Problem statement:
Output every line of the data exactly as it appears.

[Extracted data entries]
########

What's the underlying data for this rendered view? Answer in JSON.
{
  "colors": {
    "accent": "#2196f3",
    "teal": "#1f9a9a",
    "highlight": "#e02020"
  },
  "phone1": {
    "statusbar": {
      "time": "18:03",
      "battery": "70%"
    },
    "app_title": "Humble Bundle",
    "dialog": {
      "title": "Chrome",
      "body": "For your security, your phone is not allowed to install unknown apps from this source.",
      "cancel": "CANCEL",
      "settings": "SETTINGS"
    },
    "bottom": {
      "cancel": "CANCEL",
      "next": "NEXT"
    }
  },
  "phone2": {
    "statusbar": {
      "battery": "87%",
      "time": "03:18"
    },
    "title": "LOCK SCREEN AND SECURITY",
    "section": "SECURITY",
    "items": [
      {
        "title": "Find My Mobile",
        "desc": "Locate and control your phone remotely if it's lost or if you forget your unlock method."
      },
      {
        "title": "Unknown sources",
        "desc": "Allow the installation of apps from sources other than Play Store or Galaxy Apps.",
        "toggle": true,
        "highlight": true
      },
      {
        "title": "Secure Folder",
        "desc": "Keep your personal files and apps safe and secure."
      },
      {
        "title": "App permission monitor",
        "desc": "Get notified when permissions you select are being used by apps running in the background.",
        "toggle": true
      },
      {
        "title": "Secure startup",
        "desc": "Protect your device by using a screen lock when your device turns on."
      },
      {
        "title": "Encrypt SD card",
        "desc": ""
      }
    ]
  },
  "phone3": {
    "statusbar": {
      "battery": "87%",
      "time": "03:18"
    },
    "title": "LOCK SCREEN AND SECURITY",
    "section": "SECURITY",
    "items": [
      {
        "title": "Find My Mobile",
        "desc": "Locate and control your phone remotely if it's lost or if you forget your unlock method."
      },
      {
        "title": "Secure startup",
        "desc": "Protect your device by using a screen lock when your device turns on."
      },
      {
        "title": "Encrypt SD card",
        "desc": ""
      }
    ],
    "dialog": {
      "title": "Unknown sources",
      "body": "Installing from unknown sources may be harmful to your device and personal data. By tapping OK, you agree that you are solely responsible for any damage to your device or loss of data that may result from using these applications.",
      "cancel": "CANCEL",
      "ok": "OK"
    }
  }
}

########

Result of the task:
What's the underlying data for this rendered view? Answer in JSON.
{
  "colors": {
    "accent": "#2196f3",
    "teal": "#1f9a9a",
    "highlight": "#e02020"
  },
  "phone1": {
    "statusbar": {
      "time": "18:03",
      "battery": "70%"
    },
    "app_title": "Humble Bundle",
    "dialog": {
      "title": "Chrome",
      "body": "For your security, your phone is not allowed to install unknown apps from this source.",
      "cancel": "CANCEL",
      "settings": "SETTINGS"
    },
    "bottom": {
      "cancel": "CANCEL",
      "next": "NEXT"
    }
  },
  "phone2": {
    "statusbar": {
      "battery": "87%",
      "time": "03:18"
    },
    "title": "LOCK SCREEN AND SECURITY",
    "section": "SECURITY",
    "items": [
      {
        "title": "Find My Mobile",
        "desc": "Locate and control your phone remotely if it's lost or if you forget your unlock method."
      },
      {
        "title": "Unknown sources",
        "desc": "Allow the installation of apps from sources other than Play Store or Galaxy Apps.",
        "toggle": true,
        "highlight": true
      },
      {
        "title": "Secure Folder",
        "desc": "Keep your personal files and apps safe and secure."
      },
      {
        "title": "App permission monitor",
        "desc": "Get notified when permissions you select are being used by apps running in the background.",
        "toggle": true
      },
      {
        "title": "Secure startup",
        "desc": "Protect your device by using a screen lock when your device turns on."
      },
      {
        "title": "Encrypt SD card",
        "desc": ""
      }
    ]
  },
  "phone3": {
    "statusbar": {
      "battery": "87%",
      "time": "03:18"
    },
    "title": "LOCK SCREEN AND SECURITY",
    "section": "SECURITY",
    "items": [
      {
        "title": "Find My Mobile",
        "desc": "Locate and control your phone remotely if it's lost or if you forget your unlock method."
      },
      {
        "title": "Secure startup",
        "desc": "Protect your device by using a screen lock when your device turns on."
      },
      {
        "title": "Encrypt SD card",
        "desc": ""
      }
    ],
    "dialog": {
      "title": "Unknown sources",
      "body": "Installing from unknown sources may be harmful to your device and personal data. By tapping OK, you agree that you are solely responsible for any damage to your device or loss of data that may result from using these applications.",
      "cancel": "CANCEL",
      "ok": "OK"
    }
  }
}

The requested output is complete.